◆ What you are asked to do ◆
Skip all pictures, then print the remaining material exactly.

[Provided material start]

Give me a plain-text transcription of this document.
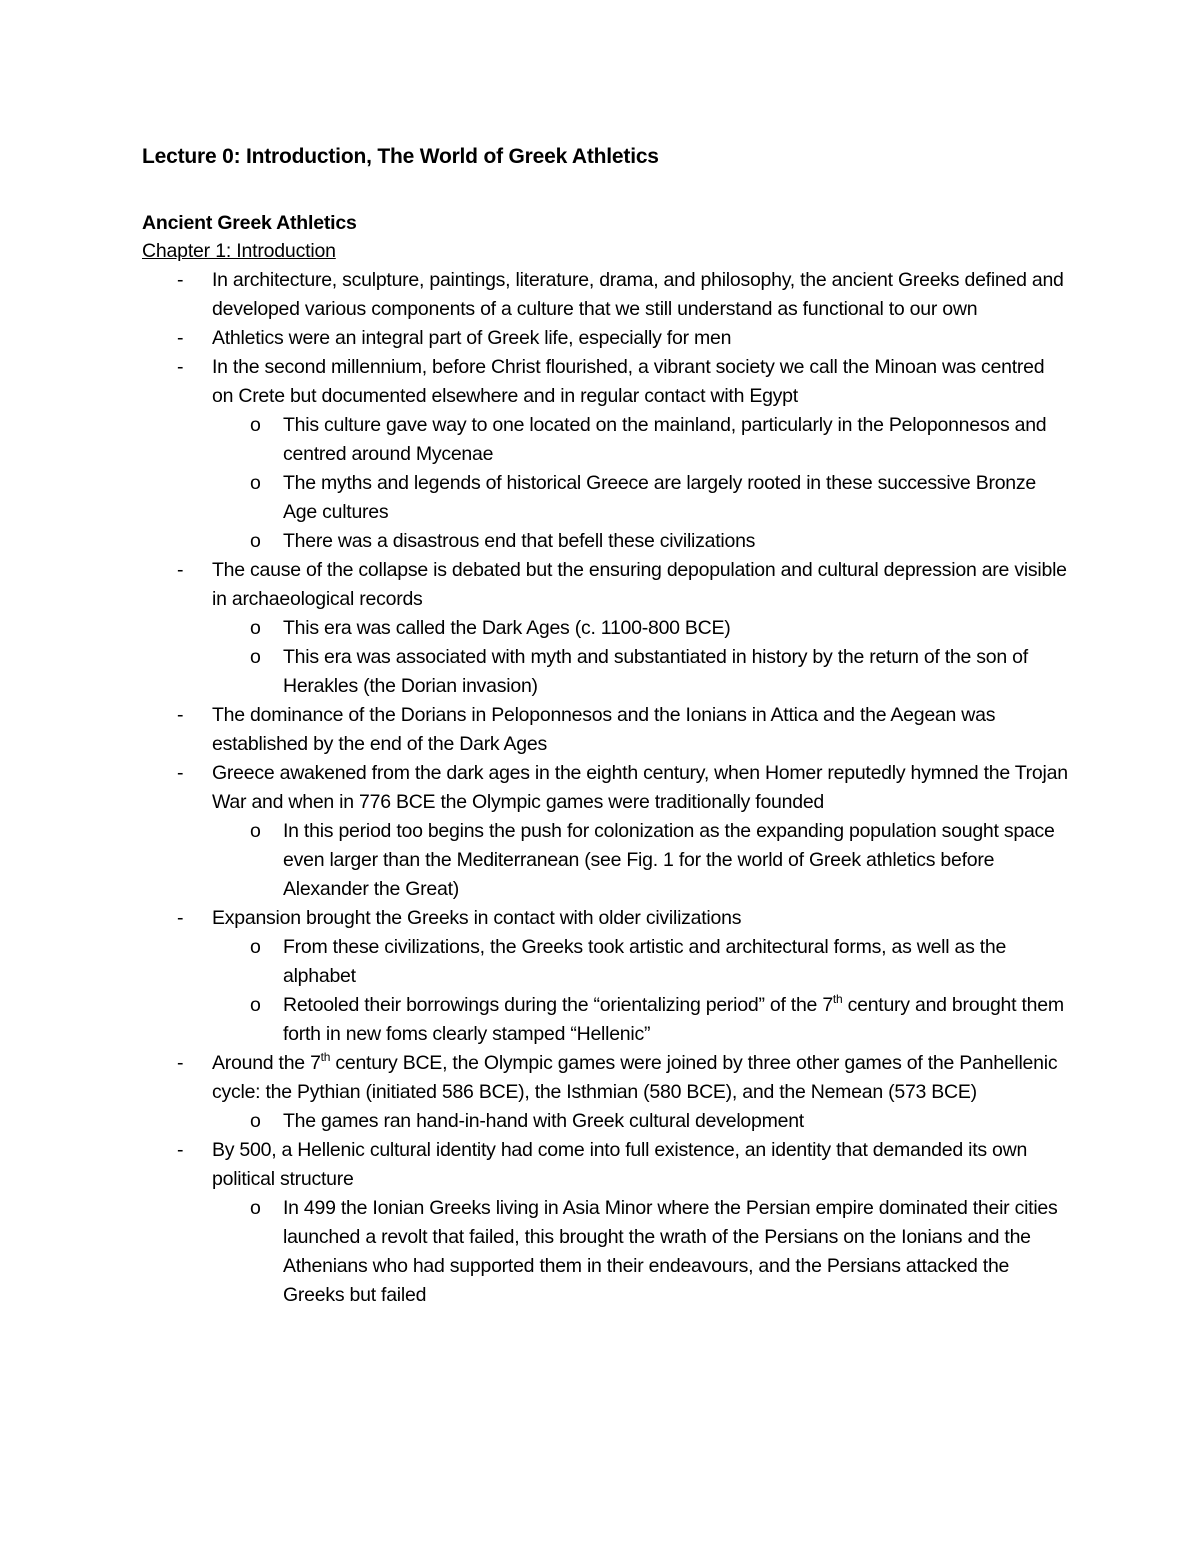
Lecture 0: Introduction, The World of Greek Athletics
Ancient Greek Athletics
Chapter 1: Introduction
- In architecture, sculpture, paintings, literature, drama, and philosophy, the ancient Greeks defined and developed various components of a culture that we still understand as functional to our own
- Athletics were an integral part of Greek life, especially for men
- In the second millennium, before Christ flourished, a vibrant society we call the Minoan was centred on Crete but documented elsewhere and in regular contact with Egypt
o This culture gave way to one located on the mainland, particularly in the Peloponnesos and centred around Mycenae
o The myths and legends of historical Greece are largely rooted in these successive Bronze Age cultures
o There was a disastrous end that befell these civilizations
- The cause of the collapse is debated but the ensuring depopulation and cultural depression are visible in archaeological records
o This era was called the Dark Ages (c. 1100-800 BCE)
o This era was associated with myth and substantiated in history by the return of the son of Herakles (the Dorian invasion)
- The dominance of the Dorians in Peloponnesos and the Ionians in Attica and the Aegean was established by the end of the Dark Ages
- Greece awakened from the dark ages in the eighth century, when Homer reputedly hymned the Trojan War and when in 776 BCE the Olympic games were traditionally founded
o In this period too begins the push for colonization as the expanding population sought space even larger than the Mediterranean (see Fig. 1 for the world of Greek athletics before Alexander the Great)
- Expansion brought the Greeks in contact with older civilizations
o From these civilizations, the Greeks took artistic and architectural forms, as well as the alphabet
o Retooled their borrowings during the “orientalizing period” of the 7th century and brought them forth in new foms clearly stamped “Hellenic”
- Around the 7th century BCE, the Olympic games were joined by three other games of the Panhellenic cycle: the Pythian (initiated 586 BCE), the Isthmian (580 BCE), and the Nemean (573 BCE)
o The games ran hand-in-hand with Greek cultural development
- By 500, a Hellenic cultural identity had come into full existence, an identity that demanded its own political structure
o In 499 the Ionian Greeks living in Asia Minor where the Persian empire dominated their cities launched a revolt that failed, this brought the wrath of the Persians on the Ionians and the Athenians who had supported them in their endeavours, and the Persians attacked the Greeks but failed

[Provided material end]

◆ The answer ◆
Give me a plain-text transcription of this document.
Lecture 0: Introduction, The World of Greek Athletics
Ancient Greek Athletics
Chapter 1: Introduction
- In architecture, sculpture, paintings, literature, drama, and philosophy, the ancient Greeks defined and developed various components of a culture that we still understand as functional to our own
- Athletics were an integral part of Greek life, especially for men
- In the second millennium, before Christ flourished, a vibrant society we call the Minoan was centred on Crete but documented elsewhere and in regular contact with Egypt
o This culture gave way to one located on the mainland, particularly in the Peloponnesos and centred around Mycenae
o The myths and legends of historical Greece are largely rooted in these successive Bronze Age cultures
o There was a disastrous end that befell these civilizations
- The cause of the collapse is debated but the ensuring depopulation and cultural depression are visible in archaeological records
o This era was called the Dark Ages (c. 1100-800 BCE)
o This era was associated with myth and substantiated in history by the return of the son of Herakles (the Dorian invasion)
- The dominance of the Dorians in Peloponnesos and the Ionians in Attica and the Aegean was established by the end of the Dark Ages
- Greece awakened from the dark ages in the eighth century, when Homer reputedly hymned the Trojan War and when in 776 BCE the Olympic games were traditionally founded
o In this period too begins the push for colonization as the expanding population sought space even larger than the Mediterranean (see Fig. 1 for the world of Greek athletics before Alexander the Great)
- Expansion brought the Greeks in contact with older civilizations
o From these civilizations, the Greeks took artistic and architectural forms, as well as the alphabet
o Retooled their borrowings during the “orientalizing period” of the 7th century and brought them forth in new foms clearly stamped “Hellenic”
- Around the 7th century BCE, the Olympic games were joined by three other games of the Panhellenic cycle: the Pythian (initiated 586 BCE), the Isthmian (580 BCE), and the Nemean (573 BCE)
o The games ran hand-in-hand with Greek cultural development
- By 500, a Hellenic cultural identity had come into full existence, an identity that demanded its own political structure
o In 499 the Ionian Greeks living in Asia Minor where the Persian empire dominated their cities launched a revolt that failed, this brought the wrath of the Persians on the Ionians and the Athenians who had supported them in their endeavours, and the Persians attacked the Greeks but failed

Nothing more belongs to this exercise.